_WORK TO BE COMPLETED_. Lines of the data that contain the word "unseres" are the ones to copy.

(Page content records)
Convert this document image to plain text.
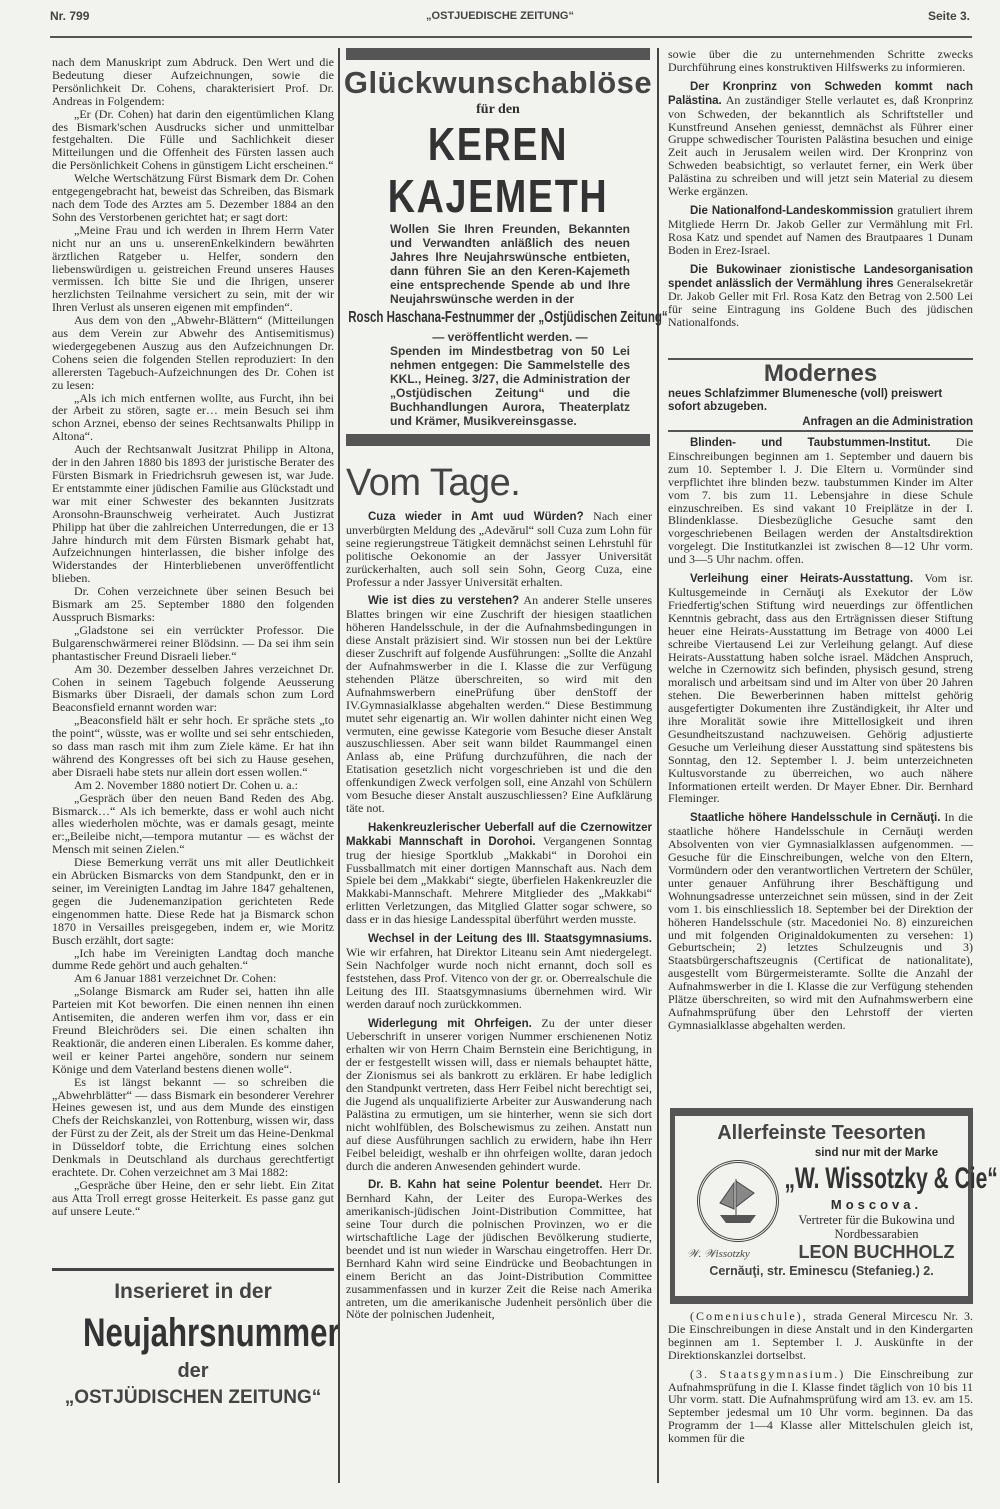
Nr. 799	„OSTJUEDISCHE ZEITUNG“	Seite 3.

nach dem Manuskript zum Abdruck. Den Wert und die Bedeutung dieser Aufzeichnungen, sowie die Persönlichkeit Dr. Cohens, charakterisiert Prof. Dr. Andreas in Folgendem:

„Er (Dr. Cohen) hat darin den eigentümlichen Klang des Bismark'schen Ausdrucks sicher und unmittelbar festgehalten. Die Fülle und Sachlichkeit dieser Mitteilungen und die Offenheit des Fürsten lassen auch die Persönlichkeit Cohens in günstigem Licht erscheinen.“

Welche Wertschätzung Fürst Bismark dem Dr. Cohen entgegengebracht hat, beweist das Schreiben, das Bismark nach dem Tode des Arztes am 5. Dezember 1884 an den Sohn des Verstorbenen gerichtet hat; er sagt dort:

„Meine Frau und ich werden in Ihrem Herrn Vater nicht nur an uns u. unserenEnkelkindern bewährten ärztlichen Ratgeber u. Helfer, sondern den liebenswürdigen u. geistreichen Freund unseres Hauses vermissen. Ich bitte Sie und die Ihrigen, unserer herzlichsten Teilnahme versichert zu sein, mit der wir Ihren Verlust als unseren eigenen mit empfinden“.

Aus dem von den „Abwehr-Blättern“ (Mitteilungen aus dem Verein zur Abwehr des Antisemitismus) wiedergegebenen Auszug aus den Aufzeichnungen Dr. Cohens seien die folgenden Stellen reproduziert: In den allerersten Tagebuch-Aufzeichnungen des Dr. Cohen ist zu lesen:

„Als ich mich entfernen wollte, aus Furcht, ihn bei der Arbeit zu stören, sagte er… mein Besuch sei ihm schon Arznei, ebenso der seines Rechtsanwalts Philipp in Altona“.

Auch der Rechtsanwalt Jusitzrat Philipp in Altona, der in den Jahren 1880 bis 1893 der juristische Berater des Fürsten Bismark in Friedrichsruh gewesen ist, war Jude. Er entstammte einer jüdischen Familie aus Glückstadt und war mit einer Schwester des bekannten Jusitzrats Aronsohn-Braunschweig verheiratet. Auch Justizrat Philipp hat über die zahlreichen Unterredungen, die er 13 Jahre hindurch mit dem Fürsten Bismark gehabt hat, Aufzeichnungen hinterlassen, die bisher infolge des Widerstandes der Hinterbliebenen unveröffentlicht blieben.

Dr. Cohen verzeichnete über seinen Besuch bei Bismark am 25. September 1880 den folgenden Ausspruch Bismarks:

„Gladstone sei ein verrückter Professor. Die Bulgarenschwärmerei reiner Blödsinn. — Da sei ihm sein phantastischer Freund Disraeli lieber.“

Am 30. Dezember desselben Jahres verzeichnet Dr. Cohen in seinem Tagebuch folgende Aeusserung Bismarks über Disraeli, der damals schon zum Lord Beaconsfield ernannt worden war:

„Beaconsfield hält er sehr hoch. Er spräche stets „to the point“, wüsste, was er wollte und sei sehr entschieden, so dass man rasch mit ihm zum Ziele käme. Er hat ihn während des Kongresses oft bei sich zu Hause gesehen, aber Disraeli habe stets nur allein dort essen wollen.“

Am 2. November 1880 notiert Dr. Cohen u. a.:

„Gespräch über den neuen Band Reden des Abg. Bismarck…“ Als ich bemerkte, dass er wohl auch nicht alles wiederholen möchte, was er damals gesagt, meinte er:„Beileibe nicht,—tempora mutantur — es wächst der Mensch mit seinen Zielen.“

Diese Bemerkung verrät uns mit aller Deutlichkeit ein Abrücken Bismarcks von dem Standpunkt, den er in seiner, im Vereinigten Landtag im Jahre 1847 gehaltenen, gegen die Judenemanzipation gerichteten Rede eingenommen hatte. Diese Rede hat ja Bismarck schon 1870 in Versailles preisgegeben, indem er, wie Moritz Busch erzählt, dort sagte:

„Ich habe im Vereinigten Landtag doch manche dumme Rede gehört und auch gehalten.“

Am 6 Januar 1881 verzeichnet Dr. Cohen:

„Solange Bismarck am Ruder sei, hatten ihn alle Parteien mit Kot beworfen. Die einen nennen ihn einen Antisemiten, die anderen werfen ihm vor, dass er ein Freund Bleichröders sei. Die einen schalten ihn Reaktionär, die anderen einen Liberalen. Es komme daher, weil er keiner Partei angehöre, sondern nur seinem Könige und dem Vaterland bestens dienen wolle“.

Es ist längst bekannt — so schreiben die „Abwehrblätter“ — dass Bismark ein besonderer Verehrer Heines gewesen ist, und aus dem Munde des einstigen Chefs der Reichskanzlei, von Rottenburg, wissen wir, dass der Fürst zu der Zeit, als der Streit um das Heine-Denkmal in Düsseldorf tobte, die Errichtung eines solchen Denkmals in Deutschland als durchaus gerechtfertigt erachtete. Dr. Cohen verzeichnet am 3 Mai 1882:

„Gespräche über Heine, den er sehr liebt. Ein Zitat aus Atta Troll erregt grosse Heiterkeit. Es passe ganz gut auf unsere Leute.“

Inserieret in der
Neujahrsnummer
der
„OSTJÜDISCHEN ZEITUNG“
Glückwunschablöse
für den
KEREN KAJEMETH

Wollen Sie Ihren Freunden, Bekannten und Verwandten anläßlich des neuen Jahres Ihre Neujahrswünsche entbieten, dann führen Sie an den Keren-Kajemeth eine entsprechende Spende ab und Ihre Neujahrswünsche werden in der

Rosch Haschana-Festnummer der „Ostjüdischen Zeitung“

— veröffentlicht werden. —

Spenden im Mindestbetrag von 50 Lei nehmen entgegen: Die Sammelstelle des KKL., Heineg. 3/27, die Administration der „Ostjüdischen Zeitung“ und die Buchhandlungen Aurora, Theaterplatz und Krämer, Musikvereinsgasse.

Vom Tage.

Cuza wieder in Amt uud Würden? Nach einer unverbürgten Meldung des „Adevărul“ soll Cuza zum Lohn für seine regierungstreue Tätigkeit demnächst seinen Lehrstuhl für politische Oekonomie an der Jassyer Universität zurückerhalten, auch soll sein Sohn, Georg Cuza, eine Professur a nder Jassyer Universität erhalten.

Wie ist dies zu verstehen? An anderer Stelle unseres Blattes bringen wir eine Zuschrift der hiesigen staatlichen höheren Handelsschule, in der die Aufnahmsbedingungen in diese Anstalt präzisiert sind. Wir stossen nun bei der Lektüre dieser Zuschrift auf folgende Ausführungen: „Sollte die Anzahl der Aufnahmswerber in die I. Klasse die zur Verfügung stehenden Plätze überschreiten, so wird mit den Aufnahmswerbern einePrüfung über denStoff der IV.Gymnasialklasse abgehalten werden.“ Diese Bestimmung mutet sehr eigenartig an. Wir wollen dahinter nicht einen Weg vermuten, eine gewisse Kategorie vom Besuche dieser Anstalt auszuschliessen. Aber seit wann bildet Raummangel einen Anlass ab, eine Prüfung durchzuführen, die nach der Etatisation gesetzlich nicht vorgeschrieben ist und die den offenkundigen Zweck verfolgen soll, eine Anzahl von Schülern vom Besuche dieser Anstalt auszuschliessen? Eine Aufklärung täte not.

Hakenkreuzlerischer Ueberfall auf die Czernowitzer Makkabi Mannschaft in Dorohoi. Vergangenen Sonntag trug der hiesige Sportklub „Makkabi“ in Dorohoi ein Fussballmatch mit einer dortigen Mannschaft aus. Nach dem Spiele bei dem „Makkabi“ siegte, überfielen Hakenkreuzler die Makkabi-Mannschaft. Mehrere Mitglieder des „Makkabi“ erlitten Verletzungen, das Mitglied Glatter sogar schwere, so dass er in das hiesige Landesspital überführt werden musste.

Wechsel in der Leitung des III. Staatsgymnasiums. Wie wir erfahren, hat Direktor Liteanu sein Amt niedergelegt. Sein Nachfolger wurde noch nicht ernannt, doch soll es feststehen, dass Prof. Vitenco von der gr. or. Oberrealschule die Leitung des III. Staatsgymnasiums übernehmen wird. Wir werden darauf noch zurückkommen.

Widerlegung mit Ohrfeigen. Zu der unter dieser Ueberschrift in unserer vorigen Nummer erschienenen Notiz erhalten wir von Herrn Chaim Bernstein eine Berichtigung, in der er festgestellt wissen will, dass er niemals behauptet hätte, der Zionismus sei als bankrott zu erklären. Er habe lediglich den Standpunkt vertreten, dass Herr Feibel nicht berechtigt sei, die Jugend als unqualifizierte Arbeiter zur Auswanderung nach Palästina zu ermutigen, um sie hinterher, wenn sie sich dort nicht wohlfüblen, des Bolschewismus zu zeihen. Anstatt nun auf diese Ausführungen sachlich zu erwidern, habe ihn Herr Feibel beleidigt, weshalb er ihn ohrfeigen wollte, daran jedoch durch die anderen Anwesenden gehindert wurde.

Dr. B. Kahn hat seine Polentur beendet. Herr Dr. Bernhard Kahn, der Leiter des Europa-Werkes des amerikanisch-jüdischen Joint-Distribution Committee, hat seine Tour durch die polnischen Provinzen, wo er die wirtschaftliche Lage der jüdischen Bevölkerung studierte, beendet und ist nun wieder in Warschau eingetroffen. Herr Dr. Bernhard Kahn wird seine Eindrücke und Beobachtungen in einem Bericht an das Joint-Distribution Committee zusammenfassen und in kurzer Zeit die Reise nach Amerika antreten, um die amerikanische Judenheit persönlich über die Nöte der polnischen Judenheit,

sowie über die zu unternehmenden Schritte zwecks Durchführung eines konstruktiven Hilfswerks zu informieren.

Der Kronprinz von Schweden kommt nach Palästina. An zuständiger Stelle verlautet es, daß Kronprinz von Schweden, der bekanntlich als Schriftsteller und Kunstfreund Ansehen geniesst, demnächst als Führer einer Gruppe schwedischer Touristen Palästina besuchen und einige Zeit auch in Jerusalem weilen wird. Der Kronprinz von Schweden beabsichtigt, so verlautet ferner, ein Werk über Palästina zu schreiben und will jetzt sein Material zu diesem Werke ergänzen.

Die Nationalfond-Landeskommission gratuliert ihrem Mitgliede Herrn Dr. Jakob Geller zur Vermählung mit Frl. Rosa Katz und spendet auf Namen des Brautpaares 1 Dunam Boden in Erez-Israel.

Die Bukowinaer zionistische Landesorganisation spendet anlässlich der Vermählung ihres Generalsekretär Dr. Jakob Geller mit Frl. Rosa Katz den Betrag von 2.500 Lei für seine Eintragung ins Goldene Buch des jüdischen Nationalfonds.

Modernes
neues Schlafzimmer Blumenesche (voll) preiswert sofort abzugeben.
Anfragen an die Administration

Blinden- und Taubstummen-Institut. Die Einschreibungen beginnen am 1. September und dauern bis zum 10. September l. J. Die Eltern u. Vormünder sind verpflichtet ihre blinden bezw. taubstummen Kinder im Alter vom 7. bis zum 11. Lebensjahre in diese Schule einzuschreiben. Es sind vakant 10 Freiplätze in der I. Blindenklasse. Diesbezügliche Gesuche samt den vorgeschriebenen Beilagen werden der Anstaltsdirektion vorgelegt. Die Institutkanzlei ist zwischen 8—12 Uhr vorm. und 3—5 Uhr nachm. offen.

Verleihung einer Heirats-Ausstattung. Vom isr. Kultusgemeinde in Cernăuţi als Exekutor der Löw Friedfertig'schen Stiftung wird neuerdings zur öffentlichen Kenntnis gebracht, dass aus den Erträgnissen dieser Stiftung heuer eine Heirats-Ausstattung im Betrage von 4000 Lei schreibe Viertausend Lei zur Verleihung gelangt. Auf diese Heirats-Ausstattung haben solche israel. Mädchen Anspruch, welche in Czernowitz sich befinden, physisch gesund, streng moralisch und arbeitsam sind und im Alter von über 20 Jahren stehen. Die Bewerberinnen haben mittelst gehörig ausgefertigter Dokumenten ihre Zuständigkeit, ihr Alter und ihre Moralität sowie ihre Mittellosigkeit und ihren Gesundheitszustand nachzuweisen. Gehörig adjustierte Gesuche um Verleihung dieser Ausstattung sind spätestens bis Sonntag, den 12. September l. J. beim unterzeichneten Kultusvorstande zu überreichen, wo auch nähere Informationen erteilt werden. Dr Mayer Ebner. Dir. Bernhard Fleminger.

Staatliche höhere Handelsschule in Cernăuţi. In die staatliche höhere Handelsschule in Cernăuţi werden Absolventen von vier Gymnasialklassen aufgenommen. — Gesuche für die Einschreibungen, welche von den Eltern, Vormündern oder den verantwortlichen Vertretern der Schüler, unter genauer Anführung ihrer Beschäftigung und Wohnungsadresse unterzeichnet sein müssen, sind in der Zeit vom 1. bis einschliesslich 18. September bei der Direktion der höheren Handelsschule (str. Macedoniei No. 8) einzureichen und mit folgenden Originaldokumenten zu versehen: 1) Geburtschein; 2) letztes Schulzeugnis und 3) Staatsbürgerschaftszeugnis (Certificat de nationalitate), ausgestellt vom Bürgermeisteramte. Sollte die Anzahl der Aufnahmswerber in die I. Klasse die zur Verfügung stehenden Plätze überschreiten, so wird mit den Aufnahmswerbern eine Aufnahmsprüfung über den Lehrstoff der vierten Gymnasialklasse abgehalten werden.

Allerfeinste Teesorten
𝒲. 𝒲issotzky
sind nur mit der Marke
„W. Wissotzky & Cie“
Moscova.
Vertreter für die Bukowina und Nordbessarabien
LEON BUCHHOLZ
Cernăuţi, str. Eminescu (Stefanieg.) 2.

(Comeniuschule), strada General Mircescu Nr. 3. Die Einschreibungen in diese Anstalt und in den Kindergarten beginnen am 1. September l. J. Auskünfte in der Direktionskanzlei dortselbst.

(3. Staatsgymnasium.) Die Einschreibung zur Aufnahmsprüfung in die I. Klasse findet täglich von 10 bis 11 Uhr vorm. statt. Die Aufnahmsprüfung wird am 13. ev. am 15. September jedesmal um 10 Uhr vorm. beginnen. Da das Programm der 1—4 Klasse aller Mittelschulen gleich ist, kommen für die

* * *

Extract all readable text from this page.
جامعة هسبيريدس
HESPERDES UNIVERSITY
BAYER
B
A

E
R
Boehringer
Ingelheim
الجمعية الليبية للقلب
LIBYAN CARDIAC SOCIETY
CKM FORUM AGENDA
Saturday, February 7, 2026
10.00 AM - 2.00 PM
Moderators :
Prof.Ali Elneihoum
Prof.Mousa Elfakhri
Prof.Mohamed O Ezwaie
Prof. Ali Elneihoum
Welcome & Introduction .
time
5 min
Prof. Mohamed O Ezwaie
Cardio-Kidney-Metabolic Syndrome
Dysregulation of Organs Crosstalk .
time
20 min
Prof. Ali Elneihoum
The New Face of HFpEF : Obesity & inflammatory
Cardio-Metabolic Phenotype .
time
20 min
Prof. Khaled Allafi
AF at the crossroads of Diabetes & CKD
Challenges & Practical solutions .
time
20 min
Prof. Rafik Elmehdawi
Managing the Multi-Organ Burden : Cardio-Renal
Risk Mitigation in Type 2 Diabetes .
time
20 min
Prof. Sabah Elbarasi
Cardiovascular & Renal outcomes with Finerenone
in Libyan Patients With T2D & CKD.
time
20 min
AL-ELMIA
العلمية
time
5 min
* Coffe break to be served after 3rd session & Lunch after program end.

_ANSWER TO THIS EXERCISE_.
„Meine Frau und ich werden in Ihrem Herrn Vater nicht nur an uns u. unserenEnkelkindern bewährten ärztlichen Ratgeber u. Helfer, sondern den liebenswürdigen u. geistreichen Freund unseres Hauses vermissen. Ich bitte Sie und die Ihrigen, unserer herzlichsten Teilnahme versichert zu sein, mit der wir Ihren Verlust als unseren eigenen mit empfinden“.
Wie ist dies zu verstehen? An anderer Stelle unseres Blattes bringen wir eine Zuschrift der hiesigen staatlichen höheren Handelsschule, in der die Aufnahmsbedingungen in diese Anstalt präzisiert sind. Wir stossen nun bei der Lektüre dieser Zuschrift auf folgende Ausführungen: „Sollte die Anzahl der Aufnahmswerber in die I. Klasse die zur Verfügung stehenden Plätze überschreiten, so wird mit den Aufnahmswerbern einePrüfung über denStoff der IV.Gymnasialklasse abgehalten werden.“ Diese Bestimmung mutet sehr eigenartig an. Wir wollen dahinter nicht einen Weg vermuten, eine gewisse Kategorie vom Besuche dieser Anstalt auszuschliessen. Aber seit wann bildet Raummangel einen Anlass ab, eine Prüfung durchzuführen, die nach der Etatisation gesetzlich nicht vorgeschrieben ist und die den offenkundigen Zweck verfolgen soll, eine Anzahl von Schülern vom Besuche dieser Anstalt auszuschliessen? Eine Aufklärung täte not.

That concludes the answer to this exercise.